## EXERCISE
Every entry below should be printed exactly, without its images.

## DATASET RECORDS

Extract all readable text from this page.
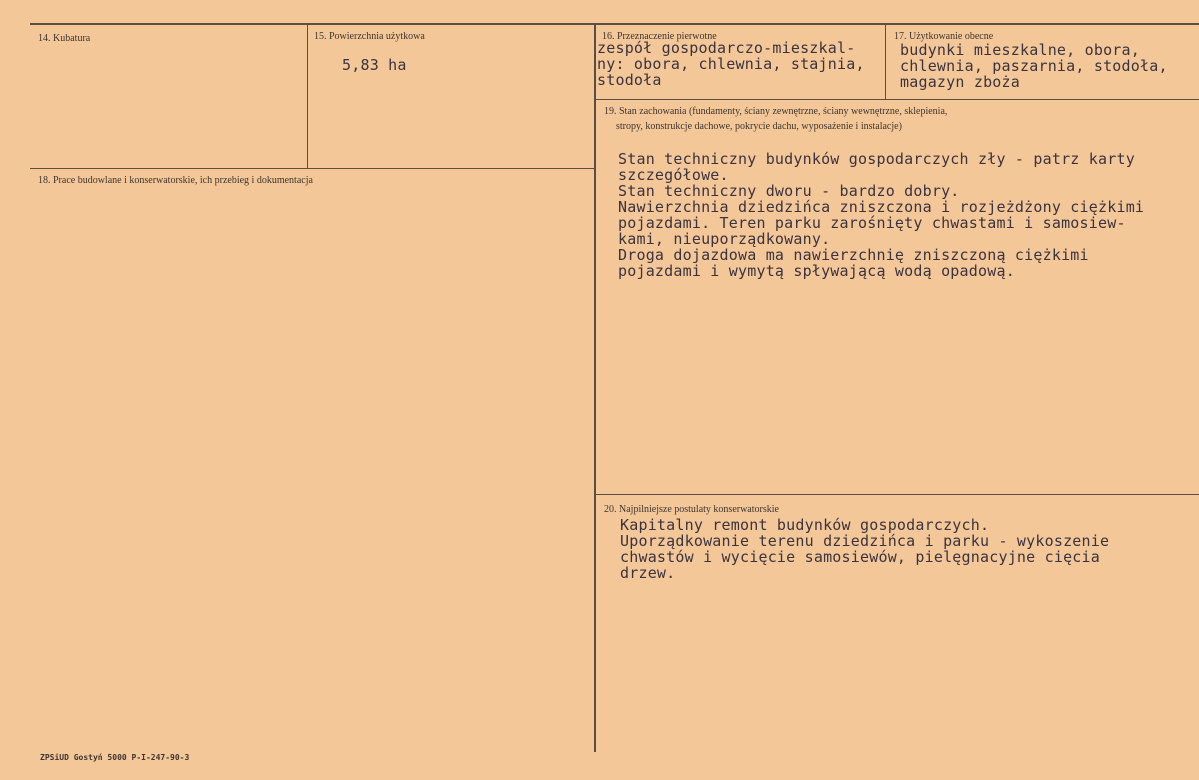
14. Kubatura	15. Powierzchnia użytkowa
5,83 ha
16. Przeznaczenie pierwotne
zespół gospodarczo-mieszkal-
ny: obora, chlewnia, stajnia,
stodoła
17. Użytkowanie obecne
budynki mieszkalne, obora,
chlewnia, paszarnia, stodoła,
magazyn zboża
18. Prace budowlane i konserwatorskie, ich przebieg i dokumentacja
19. Stan zachowania (fundamenty, ściany zewnętrzne, ściany wewnętrzne, sklepienia,
stropy, konstrukcje dachowe, pokrycie dachu, wyposażenie i instalacje)
Stan techniczny budynków gospodarczych zły - patrz karty
szczegółowe.
Stan techniczny dworu - bardzo dobry.
Nawierzchnia dziedzińca zniszczona i rozjeżdżony ciężkimi
pojazdami. Teren parku zarośnięty chwastami i samosiew-
kami, nieuporządkowany.
Droga dojazdowa ma nawierzchnię zniszczoną ciężkimi
pojazdami i wymytą spływającą wodą opadową.
20. Najpilniejsze postulaty konserwatorskie
Kapitalny remont budynków gospodarczych.
Uporządkowanie terenu dziedzińca i parku - wykoszenie
chwastów i wycięcie samosiewów, pielęgnacyjne cięcia
drzew.
ZPSiUD Gostyń 5000 P-I-247-90-3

## TASK RESULT
Extract all readable text from this page.
14. Kubatura	15. Powierzchnia użytkowa
5,83 ha
16. Przeznaczenie pierwotne
zespół gospodarczo-mieszkal-
ny: obora, chlewnia, stajnia,
stodoła
17. Użytkowanie obecne
budynki mieszkalne, obora,
chlewnia, paszarnia, stodoła,
magazyn zboża
18. Prace budowlane i konserwatorskie, ich przebieg i dokumentacja
19. Stan zachowania (fundamenty, ściany zewnętrzne, ściany wewnętrzne, sklepienia,
stropy, konstrukcje dachowe, pokrycie dachu, wyposażenie i instalacje)
Stan techniczny budynków gospodarczych zły - patrz karty
szczegółowe.
Stan techniczny dworu - bardzo dobry.
Nawierzchnia dziedzińca zniszczona i rozjeżdżony ciężkimi
pojazdami. Teren parku zarośnięty chwastami i samosiew-
kami, nieuporządkowany.
Droga dojazdowa ma nawierzchnię zniszczoną ciężkimi
pojazdami i wymytą spływającą wodą opadową.
20. Najpilniejsze postulaty konserwatorskie
Kapitalny remont budynków gospodarczych.
Uporządkowanie terenu dziedzińca i parku - wykoszenie
chwastów i wycięcie samosiewów, pielęgnacyjne cięcia
drzew.
ZPSiUD Gostyń 5000 P-I-247-90-3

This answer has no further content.